Task ->
Pull every line of the entries that has the word "title".

(Saved data entries)
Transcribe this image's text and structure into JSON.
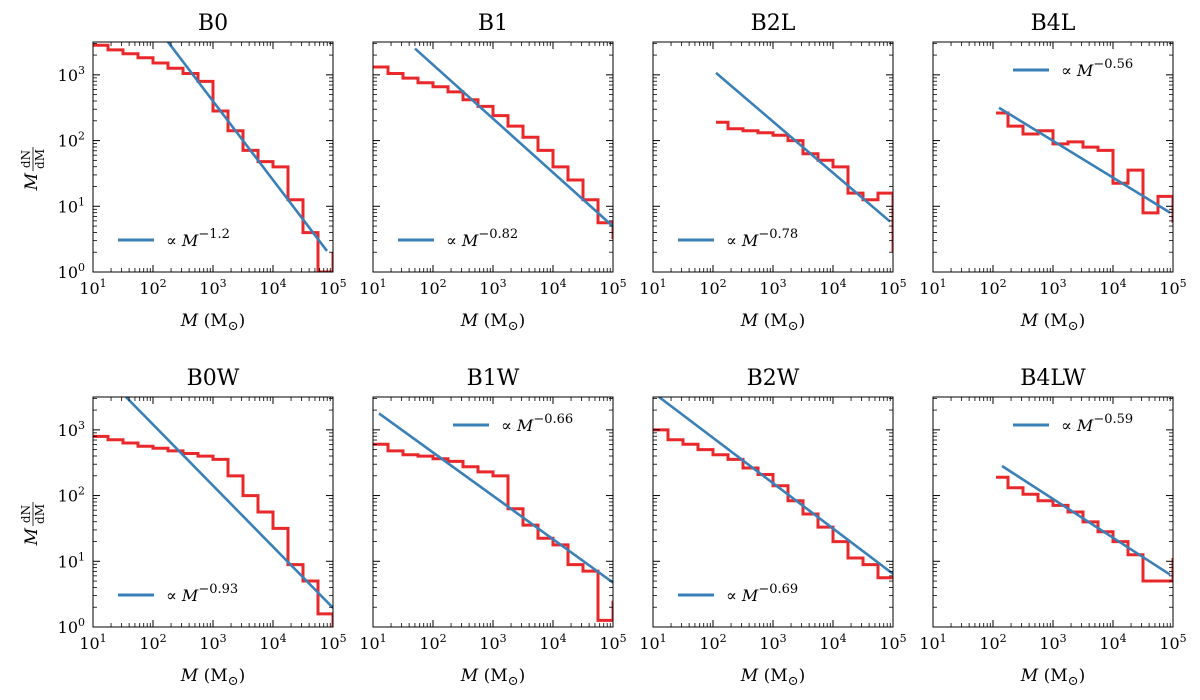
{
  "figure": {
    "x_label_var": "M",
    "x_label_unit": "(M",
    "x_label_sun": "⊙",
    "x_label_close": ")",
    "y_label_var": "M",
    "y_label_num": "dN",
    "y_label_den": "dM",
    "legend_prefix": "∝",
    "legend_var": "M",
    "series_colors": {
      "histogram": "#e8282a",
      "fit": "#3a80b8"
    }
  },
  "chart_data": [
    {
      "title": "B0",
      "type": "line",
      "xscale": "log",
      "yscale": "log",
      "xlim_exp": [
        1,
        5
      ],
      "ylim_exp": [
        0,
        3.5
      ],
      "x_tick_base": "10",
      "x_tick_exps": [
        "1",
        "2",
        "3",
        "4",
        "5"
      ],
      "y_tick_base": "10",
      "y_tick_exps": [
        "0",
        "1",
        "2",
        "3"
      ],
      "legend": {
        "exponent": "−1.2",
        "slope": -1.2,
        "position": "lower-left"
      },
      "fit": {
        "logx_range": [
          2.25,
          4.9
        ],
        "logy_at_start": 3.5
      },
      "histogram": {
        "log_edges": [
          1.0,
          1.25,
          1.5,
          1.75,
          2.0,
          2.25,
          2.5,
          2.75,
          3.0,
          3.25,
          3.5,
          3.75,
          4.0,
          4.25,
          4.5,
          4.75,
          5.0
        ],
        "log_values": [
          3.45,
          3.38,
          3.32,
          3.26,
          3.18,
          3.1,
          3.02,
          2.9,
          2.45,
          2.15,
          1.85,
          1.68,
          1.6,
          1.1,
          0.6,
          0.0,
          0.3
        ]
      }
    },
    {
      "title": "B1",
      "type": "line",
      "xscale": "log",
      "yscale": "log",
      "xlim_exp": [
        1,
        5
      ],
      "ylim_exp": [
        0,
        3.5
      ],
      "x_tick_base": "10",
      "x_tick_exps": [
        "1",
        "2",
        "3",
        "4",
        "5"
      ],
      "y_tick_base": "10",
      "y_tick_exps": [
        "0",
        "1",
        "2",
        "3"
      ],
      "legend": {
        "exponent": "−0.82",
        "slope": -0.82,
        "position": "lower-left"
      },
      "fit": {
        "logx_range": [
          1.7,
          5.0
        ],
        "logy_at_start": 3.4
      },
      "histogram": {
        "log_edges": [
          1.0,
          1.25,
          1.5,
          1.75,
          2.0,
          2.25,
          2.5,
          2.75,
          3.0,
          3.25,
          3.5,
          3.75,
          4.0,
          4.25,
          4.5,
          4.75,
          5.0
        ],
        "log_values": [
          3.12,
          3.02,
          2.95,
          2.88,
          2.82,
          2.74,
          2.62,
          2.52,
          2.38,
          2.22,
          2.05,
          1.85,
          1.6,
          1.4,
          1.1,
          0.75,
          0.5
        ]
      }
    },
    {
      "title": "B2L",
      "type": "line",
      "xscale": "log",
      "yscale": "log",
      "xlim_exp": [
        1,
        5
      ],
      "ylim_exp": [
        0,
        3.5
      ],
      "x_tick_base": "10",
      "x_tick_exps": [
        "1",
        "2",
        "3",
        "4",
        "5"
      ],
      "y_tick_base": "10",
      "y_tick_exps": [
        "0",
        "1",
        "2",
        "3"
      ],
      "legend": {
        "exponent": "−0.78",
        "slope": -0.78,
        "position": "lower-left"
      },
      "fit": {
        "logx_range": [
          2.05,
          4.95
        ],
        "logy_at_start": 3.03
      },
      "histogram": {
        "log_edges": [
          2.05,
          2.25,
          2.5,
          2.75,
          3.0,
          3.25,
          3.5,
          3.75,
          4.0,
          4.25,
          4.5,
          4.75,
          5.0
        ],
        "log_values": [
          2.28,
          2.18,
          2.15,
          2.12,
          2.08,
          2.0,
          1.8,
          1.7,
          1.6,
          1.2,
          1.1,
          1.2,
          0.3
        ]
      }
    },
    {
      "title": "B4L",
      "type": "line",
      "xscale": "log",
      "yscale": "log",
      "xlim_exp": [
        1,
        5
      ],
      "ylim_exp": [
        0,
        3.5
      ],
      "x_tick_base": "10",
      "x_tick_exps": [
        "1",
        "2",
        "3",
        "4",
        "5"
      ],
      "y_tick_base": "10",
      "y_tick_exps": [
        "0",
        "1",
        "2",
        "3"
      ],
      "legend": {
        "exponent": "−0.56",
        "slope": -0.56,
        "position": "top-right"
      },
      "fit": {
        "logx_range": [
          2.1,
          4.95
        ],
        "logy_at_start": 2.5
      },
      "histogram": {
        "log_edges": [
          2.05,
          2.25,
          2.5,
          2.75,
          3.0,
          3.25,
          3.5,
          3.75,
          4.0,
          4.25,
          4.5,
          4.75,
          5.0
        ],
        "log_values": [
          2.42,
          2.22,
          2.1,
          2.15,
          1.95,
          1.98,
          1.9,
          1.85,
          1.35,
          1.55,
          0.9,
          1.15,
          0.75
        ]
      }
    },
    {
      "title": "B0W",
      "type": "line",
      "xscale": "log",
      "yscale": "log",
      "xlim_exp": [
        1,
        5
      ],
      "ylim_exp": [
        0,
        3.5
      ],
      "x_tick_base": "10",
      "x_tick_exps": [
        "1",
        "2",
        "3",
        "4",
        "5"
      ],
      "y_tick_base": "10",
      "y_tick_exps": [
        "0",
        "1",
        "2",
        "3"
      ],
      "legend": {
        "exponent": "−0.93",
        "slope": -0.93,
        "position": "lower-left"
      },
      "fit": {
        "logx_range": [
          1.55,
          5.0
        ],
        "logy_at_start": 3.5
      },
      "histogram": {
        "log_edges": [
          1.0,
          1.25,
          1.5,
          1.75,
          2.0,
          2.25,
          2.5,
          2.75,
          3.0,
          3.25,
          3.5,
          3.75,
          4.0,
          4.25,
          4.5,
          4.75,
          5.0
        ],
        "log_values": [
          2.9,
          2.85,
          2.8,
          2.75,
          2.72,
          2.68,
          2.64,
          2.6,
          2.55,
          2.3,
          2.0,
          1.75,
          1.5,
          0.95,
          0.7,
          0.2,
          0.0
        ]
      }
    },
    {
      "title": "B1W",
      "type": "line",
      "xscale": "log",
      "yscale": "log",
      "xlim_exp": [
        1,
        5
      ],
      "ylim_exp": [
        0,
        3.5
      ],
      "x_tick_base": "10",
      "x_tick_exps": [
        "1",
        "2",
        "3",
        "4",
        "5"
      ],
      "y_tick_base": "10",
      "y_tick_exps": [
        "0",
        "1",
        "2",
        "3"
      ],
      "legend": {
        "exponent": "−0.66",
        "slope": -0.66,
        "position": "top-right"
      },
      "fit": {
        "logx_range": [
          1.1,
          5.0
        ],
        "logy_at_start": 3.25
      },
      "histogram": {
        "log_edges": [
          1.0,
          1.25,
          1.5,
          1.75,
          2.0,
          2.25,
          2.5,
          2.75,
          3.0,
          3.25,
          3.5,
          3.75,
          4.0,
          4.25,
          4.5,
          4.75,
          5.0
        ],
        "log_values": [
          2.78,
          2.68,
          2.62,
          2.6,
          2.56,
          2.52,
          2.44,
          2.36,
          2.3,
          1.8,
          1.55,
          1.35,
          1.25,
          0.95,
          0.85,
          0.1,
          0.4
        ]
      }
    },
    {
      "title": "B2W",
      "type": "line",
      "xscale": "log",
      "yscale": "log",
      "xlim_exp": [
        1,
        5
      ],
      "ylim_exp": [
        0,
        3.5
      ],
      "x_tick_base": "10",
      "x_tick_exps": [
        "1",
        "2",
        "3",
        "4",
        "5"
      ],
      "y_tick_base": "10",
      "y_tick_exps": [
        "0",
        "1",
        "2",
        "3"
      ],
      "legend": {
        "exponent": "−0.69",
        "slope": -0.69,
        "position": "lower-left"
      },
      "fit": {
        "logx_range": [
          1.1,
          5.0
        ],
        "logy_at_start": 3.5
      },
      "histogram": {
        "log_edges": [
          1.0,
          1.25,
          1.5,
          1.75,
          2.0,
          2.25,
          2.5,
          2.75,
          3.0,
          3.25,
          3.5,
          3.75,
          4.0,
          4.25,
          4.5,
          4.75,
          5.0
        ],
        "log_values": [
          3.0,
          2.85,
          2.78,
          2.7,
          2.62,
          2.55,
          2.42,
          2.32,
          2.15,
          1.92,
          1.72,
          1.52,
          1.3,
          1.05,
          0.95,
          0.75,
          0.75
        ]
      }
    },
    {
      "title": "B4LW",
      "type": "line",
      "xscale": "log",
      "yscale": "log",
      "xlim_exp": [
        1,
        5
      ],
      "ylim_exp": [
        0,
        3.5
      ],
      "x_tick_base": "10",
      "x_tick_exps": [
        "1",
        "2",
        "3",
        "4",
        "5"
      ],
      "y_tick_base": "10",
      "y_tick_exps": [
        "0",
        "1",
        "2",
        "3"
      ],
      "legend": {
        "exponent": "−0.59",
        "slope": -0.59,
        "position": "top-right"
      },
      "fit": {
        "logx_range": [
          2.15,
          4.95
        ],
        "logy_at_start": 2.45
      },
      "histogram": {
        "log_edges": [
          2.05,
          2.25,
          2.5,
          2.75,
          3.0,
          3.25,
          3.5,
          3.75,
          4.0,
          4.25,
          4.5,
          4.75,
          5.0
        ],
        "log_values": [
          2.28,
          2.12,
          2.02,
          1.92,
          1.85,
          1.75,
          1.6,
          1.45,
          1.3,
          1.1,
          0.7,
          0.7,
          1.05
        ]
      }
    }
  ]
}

Correct result ->
      "title": "B0",
      "title": "B1",
      "title": "B2L",
      "title": "B4L",
      "title": "B0W",
      "title": "B1W",
      "title": "B2W",
      "title": "B4LW",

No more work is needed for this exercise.